[Begin MATERIAL FOR THIS TASK]

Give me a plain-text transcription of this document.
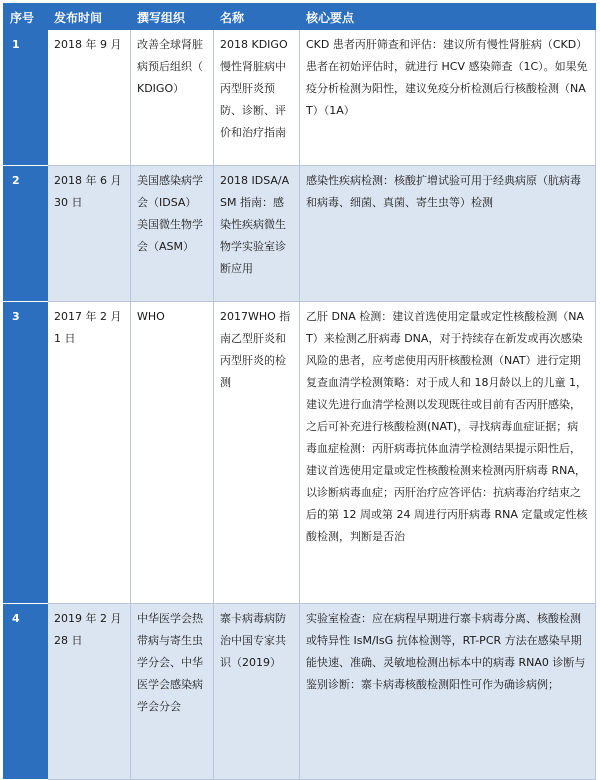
序号	发布时间	撰写组织	名称	核心要点
1	2018 年 9 月	改善全球肾脏病预后组织（ KDIGO）	2018 KDIGO 慢性肾脏病中丙型肝炎预防、诊断、评价和治疗指南	CKD 患者丙肝筛查和评估：建议所有慢性肾脏病（CKD）患者在初始评估时，就进行 HCV 感染筛查（1C）。如果免疫分析检测为阳性，建议免疫分析检测后行核酸检测（NAT）（1A）
2	2018 年 6 月 30 日	美国感染病学会（IDSA）美国微生物学会（ASM）	2018 IDSA/ASM 指南：感染性疾病微生物学实验室诊断应用	感染性疾病检测：核酸扩增试验可用于经典病原（肮病毒和病毒、细菌、真菌、寄生虫等）检测
3	2017 年 2 月 1 日	WHO	2017WHO 指南乙型肝炎和丙型肝炎的检测	乙肝 DNA 检测：建议首选使用定量或定性核酸检测（NAT）来检测乙肝病毒 DNA，对于持续存在新发或再次感染风险的患者，应考虑使用丙肝核酸检测（NAT）进行定期复查血清学检测策略：对于成人和 18月龄以上的儿童 1，建议先进行血清学检测以发现既往或目前有否丙肝感染，之后可补充进行核酸检测(NAT)，寻找病毒血症证据；病毒血症检测：丙肝病毒抗体血清学检测结果提示阳性后，建议首选使用定量或定性核酸检测来检测丙肝病毒 RNA，以诊断病毒血症；丙肝治疗应答评估：抗病毒治疗结束之后的第 12 周或第 24 周进行丙肝病毒 RNA 定量或定性核酸检测，判断是否治
4	2019 年 2 月 28 日	中华医学会热带病与寄生虫学分会、中华医学会感染病学会分会	寨卡病毒病防治中国专家共识（2019）	实验室检查：应在病程早期进行寨卡病毒分离、核酸检测或特异性 IsM/IsG 抗体检测等，RT-PCR 方法在感染早期能快速、准确、灵敏地检测出标本中的病毒 RNA0 诊断与鉴别诊断：寨卡病毒核酸检测阳性可作为确诊病例；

[End MATERIAL FOR THIS TASK]

Return the listing above in full and without alteration, excluding its pictures.

Give me a plain-text transcription of this document.
序号	发布时间	撰写组织	名称	核心要点
1	2018 年 9 月	改善全球肾脏病预后组织（ KDIGO）	2018 KDIGO 慢性肾脏病中丙型肝炎预防、诊断、评价和治疗指南	CKD 患者丙肝筛查和评估：建议所有慢性肾脏病（CKD）患者在初始评估时，就进行 HCV 感染筛查（1C）。如果免疫分析检测为阳性，建议免疫分析检测后行核酸检测（NAT）（1A）
2	2018 年 6 月 30 日	美国感染病学会（IDSA）美国微生物学会（ASM）	2018 IDSA/ASM 指南：感染性疾病微生物学实验室诊断应用	感染性疾病检测：核酸扩增试验可用于经典病原（肮病毒和病毒、细菌、真菌、寄生虫等）检测
3	2017 年 2 月 1 日	WHO	2017WHO 指南乙型肝炎和丙型肝炎的检测	乙肝 DNA 检测：建议首选使用定量或定性核酸检测（NAT）来检测乙肝病毒 DNA，对于持续存在新发或再次感染风险的患者，应考虑使用丙肝核酸检测（NAT）进行定期复查血清学检测策略：对于成人和 18月龄以上的儿童 1，建议先进行血清学检测以发现既往或目前有否丙肝感染，之后可补充进行核酸检测(NAT)，寻找病毒血症证据；病毒血症检测：丙肝病毒抗体血清学检测结果提示阳性后，建议首选使用定量或定性核酸检测来检测丙肝病毒 RNA，以诊断病毒血症；丙肝治疗应答评估：抗病毒治疗结束之后的第 12 周或第 24 周进行丙肝病毒 RNA 定量或定性核酸检测，判断是否治
4	2019 年 2 月 28 日	中华医学会热带病与寄生虫学分会、中华医学会感染病学会分会	寨卡病毒病防治中国专家共识（2019）	实验室检查：应在病程早期进行寨卡病毒分离、核酸检测或特异性 IsM/IsG 抗体检测等，RT-PCR 方法在感染早期能快速、准确、灵敏地检测出标本中的病毒 RNA0 诊断与鉴别诊断：寨卡病毒核酸检测阳性可作为确诊病例；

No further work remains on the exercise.